** start Records for this exercise **

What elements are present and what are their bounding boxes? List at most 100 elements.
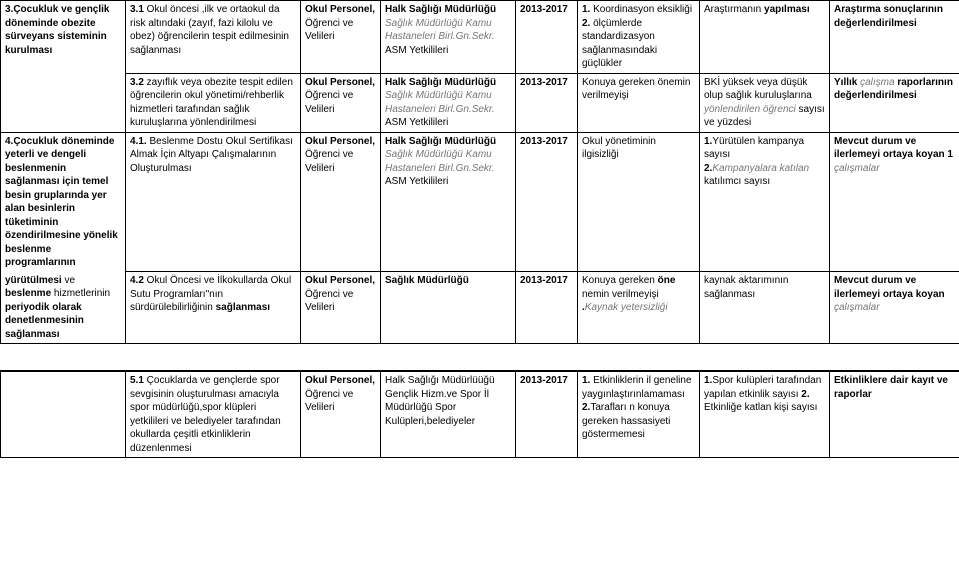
- text: Okul Personel,: [305, 4, 375, 15]
- cell-partners: Halk Sağlığı Müdürlüüğü Gençlik Hizm.ve …: [381, 371, 516, 458]
- text: Etkinliğe katlan kişi sayısı: [704, 402, 817, 413]
- text: Velileri: [305, 104, 334, 115]
- cell-objective: [1, 371, 126, 458]
- cell-issues: 1. Etkinliklerin il geneline yaygınlaştı…: [578, 371, 700, 458]
- text: Konuya gereken önemin verilmeyişi: [582, 77, 690, 102]
- text: Öğrenci ve: [305, 18, 353, 29]
- text: Sağlık Müdürlüğü Kamu: [385, 90, 492, 101]
- text: periyodik olarak denetlenmesinin sağlanm…: [5, 302, 84, 340]
- text: ASM Yetkilileri: [385, 117, 448, 128]
- text: Hastaneleri Birl.Gn.Sekr.: [385, 104, 495, 115]
- text: Yürütülen kampanya sayısı: [704, 136, 804, 161]
- text: Kampanyalara katılan: [712, 163, 809, 174]
- text: Velileri: [305, 31, 334, 42]
- cell-responsible: Okul Personel, Öğrenci ve Velileri: [301, 272, 381, 344]
- text: Mevcut durum ve ilerlemeyi ortaya koyan …: [834, 136, 953, 161]
- text: Velileri: [305, 402, 334, 413]
- text: 4.2: [130, 275, 144, 286]
- cell-partners: Sağlık Müdürlüğü: [381, 272, 516, 344]
- text: Kaynak yetersizliği: [585, 302, 668, 313]
- text: ölçümlerde standardizasyon sağlanmasında…: [582, 18, 657, 70]
- text: Araştırma sonuçlarının değerlendirilmesi: [834, 4, 943, 29]
- text: Okul Personel,: [305, 375, 375, 386]
- text: 3.1: [130, 4, 144, 15]
- cell-issues: Okul yönetiminin ilgisizliği: [578, 132, 700, 272]
- cell-years: 2013-2017: [516, 73, 578, 132]
- text: Velileri: [305, 302, 334, 313]
- cell-indicator: BKİ yüksek veya düşük olup sağlık kurulu…: [700, 73, 830, 132]
- cell-objective: yürütülmesi ve beslenme hizmetlerinin pe…: [1, 272, 126, 344]
- text: Çocuklarda ve gençlerde spor sevgisinin …: [130, 375, 281, 454]
- text: 5.1: [130, 375, 144, 386]
- text: 3.Çocukluk ve gençlik döneminde obezite …: [5, 4, 110, 56]
- cell-partners: Halk Sağlığı Müdürlüğü Sağlık Müdürlüğü …: [381, 73, 516, 132]
- table-row: yürütülmesi ve beslenme hizmetlerinin pe…: [1, 272, 959, 344]
- cell-activity: 4.1. Beslenme Dostu Okul Sertifikası Alm…: [126, 132, 301, 272]
- cell-evaluation: Etkinliklere dair kayıt ve raporlar: [830, 371, 959, 458]
- text: 3.2: [130, 77, 144, 88]
- text: öne: [658, 275, 676, 286]
- text: 4.Çocukluk döneminde yeterli ve dengeli …: [5, 136, 118, 269]
- text: Mevcut durum ve ilerlemeyi ortaya koyan: [834, 275, 945, 300]
- text: Gençlik Hizm.ve Spor İl: [385, 389, 489, 400]
- cell-issues: 1. Koordinasyon eksikliği 2. ölçümlerde …: [578, 1, 700, 74]
- table-row: 4.Çocukluk döneminde yeterli ve dengeli …: [1, 132, 959, 272]
- text: sağlanması: [216, 302, 270, 313]
- spacer-row: [1, 344, 959, 372]
- text: 4.1.: [130, 136, 147, 147]
- cell-years: 2013-2017: [516, 371, 578, 458]
- text: Koordinasyon eksikliği: [590, 4, 692, 15]
- text: ve: [62, 275, 75, 286]
- planning-table: 3.Çocukluk ve gençlik döneminde obezite …: [0, 0, 959, 458]
- text: Halk Sağlığı Müdürlüüğü: [385, 375, 495, 386]
- text: yapılması: [764, 4, 810, 15]
- text: Öğrenci ve: [305, 289, 353, 300]
- cell-issues: Konuya gereken öne nemin verilmeyişi .Ka…: [578, 272, 700, 344]
- text: Okul öncesi ,ilk ve ortaokul da risk alt…: [130, 4, 289, 56]
- cell-evaluation: Mevcut durum ve ilerlemeyi ortaya koyan …: [830, 272, 959, 344]
- cell-activity: 3.2 zayıflık veya obezite tespit edilen …: [126, 73, 301, 132]
- text: Okul Personel,: [305, 275, 375, 286]
- text: Tarafları n konuya gereken hassasiyeti g…: [582, 402, 670, 440]
- text: Öğrenci ve: [305, 149, 353, 160]
- text: Sağlık Müdürlüğü Kamu: [385, 18, 492, 29]
- text: Halk Sağlığı Müdürlüğü: [385, 4, 496, 15]
- cell-partners: Halk Sağlığı Müdürlüğü Sağlık Müdürlüğü …: [381, 132, 516, 272]
- text: Müdürlüğü Spor: [385, 402, 456, 413]
- text: Öğrenci ve: [305, 90, 353, 101]
- cell-objective: 3.Çocukluk ve gençlik döneminde obezite …: [1, 1, 126, 133]
- cell-responsible: Okul Personel, Öğrenci ve Velileri: [301, 1, 381, 74]
- text: çalışma: [860, 77, 894, 88]
- cell-activity: 4.2 Okul Öncesi ve İlkokullarda Okul Sut…: [126, 272, 301, 344]
- cell-years: 2013-2017: [516, 132, 578, 272]
- text: Hastaneleri Birl.Gn.Sekr.: [385, 31, 495, 42]
- text: Etkinliklerin il geneline yaygınlaştırın…: [582, 375, 692, 400]
- cell-activity: 3.1 Okul öncesi ,ilk ve ortaokul da risk…: [126, 1, 301, 74]
- text: hizmetlerinin: [51, 288, 110, 299]
- table-row: 3.Çocukluk ve gençlik döneminde obezite …: [1, 1, 959, 74]
- text: Velileri: [305, 163, 334, 174]
- text: Hastaneleri Birl.Gn.Sekr.: [385, 163, 495, 174]
- text: ASM Yetkilileri: [385, 176, 448, 187]
- text: çalışmalar: [834, 163, 880, 174]
- text: Okul Personel,: [305, 136, 375, 147]
- cell-years: 2013-2017: [516, 272, 578, 344]
- text: yürütülmesi: [5, 275, 62, 286]
- text: zayıflık veya obezite tespit edilen öğre…: [130, 77, 293, 129]
- text: kaynak aktarımının sağlanması: [704, 275, 788, 300]
- cell-evaluation: Araştırma sonuçlarının değerlendirilmesi: [830, 1, 959, 74]
- text: Araştırmanın: [704, 4, 764, 15]
- text: Halk Sağlığı Müdürlüğü: [385, 136, 496, 147]
- text: katılımcı sayısı: [704, 176, 770, 187]
- text: Beslenme Dostu Okul Sertifikası Almak İç…: [130, 136, 293, 174]
- cell-partners: Halk Sağlığı Müdürlüğü Sağlık Müdürlüğü …: [381, 1, 516, 74]
- cell-indicator: 1.Yürütülen kampanya sayısı 2.Kampanyala…: [700, 132, 830, 272]
- cell-indicator: Araştırmanın yapılması: [700, 1, 830, 74]
- cell-activity: 5.1 Çocuklarda ve gençlerde spor sevgisi…: [126, 371, 301, 458]
- text: Etkinliklere dair kayıt ve raporlar: [834, 375, 948, 400]
- text: yönlendirilen öğrenci: [704, 104, 796, 115]
- cell-issues: Konuya gereken önemin verilmeyişi: [578, 73, 700, 132]
- text: Halk Sağlığı Müdürlüğü: [385, 77, 496, 88]
- cell-responsible: Okul Personel, Öğrenci ve Velileri: [301, 132, 381, 272]
- text: 2.: [801, 389, 809, 400]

** end Records for this exercise **

Reproduce every line of the data above word for word, but leave out the picture.

The result:
What elements are present and what are their bounding boxes? List at most 100 elements.
- text: Okul Personel,: [305, 4, 375, 15]
- cell-partners: Halk Sağlığı Müdürlüüğü Gençlik Hizm.ve …: [381, 371, 516, 458]
- text: Etkinliğe katlan kişi sayısı: [704, 402, 817, 413]
- text: Velileri: [305, 104, 334, 115]
- cell-objective: [1, 371, 126, 458]
- cell-issues: 1. Etkinliklerin il geneline yaygınlaştı…: [578, 371, 700, 458]
- text: Konuya gereken önemin verilmeyişi: [582, 77, 690, 102]
- text: Öğrenci ve: [305, 18, 353, 29]
- text: Sağlık Müdürlüğü Kamu: [385, 90, 492, 101]
- text: periyodik olarak denetlenmesinin sağlanm…: [5, 302, 84, 340]
- text: ASM Yetkilileri: [385, 117, 448, 128]
- text: Hastaneleri Birl.Gn.Sekr.: [385, 104, 495, 115]
- text: Yürütülen kampanya sayısı: [704, 136, 804, 161]
- text: Kampanyalara katılan: [712, 163, 809, 174]
- text: Velileri: [305, 31, 334, 42]
- cell-responsible: Okul Personel, Öğrenci ve Velileri: [301, 272, 381, 344]
- text: Mevcut durum ve ilerlemeyi ortaya koyan …: [834, 136, 953, 161]
- text: Velileri: [305, 402, 334, 413]
- text: 4.2: [130, 275, 144, 286]
- cell-partners: Sağlık Müdürlüğü: [381, 272, 516, 344]
- text: Kaynak yetersizliği: [585, 302, 668, 313]
- text: ölçümlerde standardizasyon sağlanmasında…: [582, 18, 657, 70]
- text: Araştırma sonuçlarının değerlendirilmesi: [834, 4, 943, 29]
- text: Okul Personel,: [305, 375, 375, 386]
- text: 3.1: [130, 4, 144, 15]
- cell-issues: Okul yönetiminin ilgisizliği: [578, 132, 700, 272]
- cell-years: 2013-2017: [516, 73, 578, 132]
- text: Velileri: [305, 302, 334, 313]
- cell-indicator: BKİ yüksek veya düşük olup sağlık kurulu…: [700, 73, 830, 132]
- cell-objective: yürütülmesi ve beslenme hizmetlerinin pe…: [1, 272, 126, 344]
- text: Çocuklarda ve gençlerde spor sevgisinin …: [130, 375, 281, 454]
- text: 5.1: [130, 375, 144, 386]
- text: 3.Çocukluk ve gençlik döneminde obezite …: [5, 4, 110, 56]
- cell-partners: Halk Sağlığı Müdürlüğü Sağlık Müdürlüğü …: [381, 73, 516, 132]
- table-row: yürütülmesi ve beslenme hizmetlerinin pe…: [1, 272, 959, 344]
- cell-activity: 4.1. Beslenme Dostu Okul Sertifikası Alm…: [126, 132, 301, 272]
- cell-evaluation: Etkinliklere dair kayıt ve raporlar: [830, 371, 959, 458]
- text: 3.2: [130, 77, 144, 88]
- text: öne: [658, 275, 676, 286]
- text: 4.Çocukluk döneminde yeterli ve dengeli …: [5, 136, 118, 269]
- text: Mevcut durum ve ilerlemeyi ortaya koyan: [834, 275, 945, 300]
- text: Gençlik Hizm.ve Spor İl: [385, 389, 489, 400]
- cell-issues: 1. Koordinasyon eksikliği 2. ölçümlerde …: [578, 1, 700, 74]
- table-row: 4.Çocukluk döneminde yeterli ve dengeli …: [1, 132, 959, 272]
- text: sağlanması: [216, 302, 270, 313]
- spacer-row: [1, 344, 959, 372]
- text: 4.1.: [130, 136, 147, 147]
- cell-years: 2013-2017: [516, 371, 578, 458]
- text: Koordinasyon eksikliği: [590, 4, 692, 15]
- text: ve: [62, 275, 75, 286]
- planning-table: 3.Çocukluk ve gençlik döneminde obezite …: [0, 0, 959, 458]
- text: Halk Sağlığı Müdürlüüğü: [385, 375, 495, 386]
- text: yapılması: [764, 4, 810, 15]
- text: Öğrenci ve: [305, 289, 353, 300]
- cell-issues: Konuya gereken öne nemin verilmeyişi .Ka…: [578, 272, 700, 344]
- text: Okul öncesi ,ilk ve ortaokul da risk alt…: [130, 4, 289, 56]
- cell-evaluation: Mevcut durum ve ilerlemeyi ortaya koyan …: [830, 272, 959, 344]
- cell-activity: 3.2 zayıflık veya obezite tespit edilen …: [126, 73, 301, 132]
- text: Okul Personel,: [305, 275, 375, 286]
- text: Tarafları n konuya gereken hassasiyeti g…: [582, 402, 670, 440]
- text: Öğrenci ve: [305, 149, 353, 160]
- text: Sağlık Müdürlüğü Kamu: [385, 18, 492, 29]
- text: Halk Sağlığı Müdürlüğü: [385, 4, 496, 15]
- cell-partners: Halk Sağlığı Müdürlüğü Sağlık Müdürlüğü …: [381, 132, 516, 272]
- text: Müdürlüğü Spor: [385, 402, 456, 413]
- text: Öğrenci ve: [305, 90, 353, 101]
- cell-objective: 3.Çocukluk ve gençlik döneminde obezite …: [1, 1, 126, 133]
- cell-responsible: Okul Personel, Öğrenci ve Velileri: [301, 1, 381, 74]
- text: çalışma: [860, 77, 894, 88]
- cell-activity: 4.2 Okul Öncesi ve İlkokullarda Okul Sut…: [126, 272, 301, 344]
- cell-years: 2013-2017: [516, 132, 578, 272]
- text: Hastaneleri Birl.Gn.Sekr.: [385, 31, 495, 42]
- text: Etkinliklerin il geneline yaygınlaştırın…: [582, 375, 692, 400]
- cell-activity: 3.1 Okul öncesi ,ilk ve ortaokul da risk…: [126, 1, 301, 74]
- text: hizmetlerinin: [51, 288, 110, 299]
- table-row: 3.Çocukluk ve gençlik döneminde obezite …: [1, 1, 959, 74]
- text: Velileri: [305, 163, 334, 174]
- text: Hastaneleri Birl.Gn.Sekr.: [385, 163, 495, 174]
- text: ASM Yetkilileri: [385, 176, 448, 187]
- text: çalışmalar: [834, 163, 880, 174]
- text: Okul Personel,: [305, 136, 375, 147]
- cell-years: 2013-2017: [516, 272, 578, 344]
- text: yürütülmesi: [5, 275, 62, 286]
- text: zayıflık veya obezite tespit edilen öğre…: [130, 77, 293, 129]
- text: kaynak aktarımının sağlanması: [704, 275, 788, 300]
- cell-evaluation: Araştırma sonuçlarının değerlendirilmesi: [830, 1, 959, 74]
- text: Araştırmanın: [704, 4, 764, 15]
- text: Halk Sağlığı Müdürlüğü: [385, 136, 496, 147]
- text: katılımcı sayısı: [704, 176, 770, 187]
- text: Beslenme Dostu Okul Sertifikası Almak İç…: [130, 136, 293, 174]
- cell-partners: Halk Sağlığı Müdürlüğü Sağlık Müdürlüğü …: [381, 1, 516, 74]
- cell-indicator: 1.Yürütülen kampanya sayısı 2.Kampanyala…: [700, 132, 830, 272]
- cell-indicator: Araştırmanın yapılması: [700, 1, 830, 74]
- cell-activity: 5.1 Çocuklarda ve gençlerde spor sevgisi…: [126, 371, 301, 458]
- text: Etkinliklere dair kayıt ve raporlar: [834, 375, 948, 400]
- text: yönlendirilen öğrenci: [704, 104, 796, 115]
- cell-issues: Konuya gereken önemin verilmeyişi: [578, 73, 700, 132]
- text: Halk Sağlığı Müdürlüğü: [385, 77, 496, 88]
- cell-responsible: Okul Personel, Öğrenci ve Velileri: [301, 132, 381, 272]
- text: 2.: [801, 389, 809, 400]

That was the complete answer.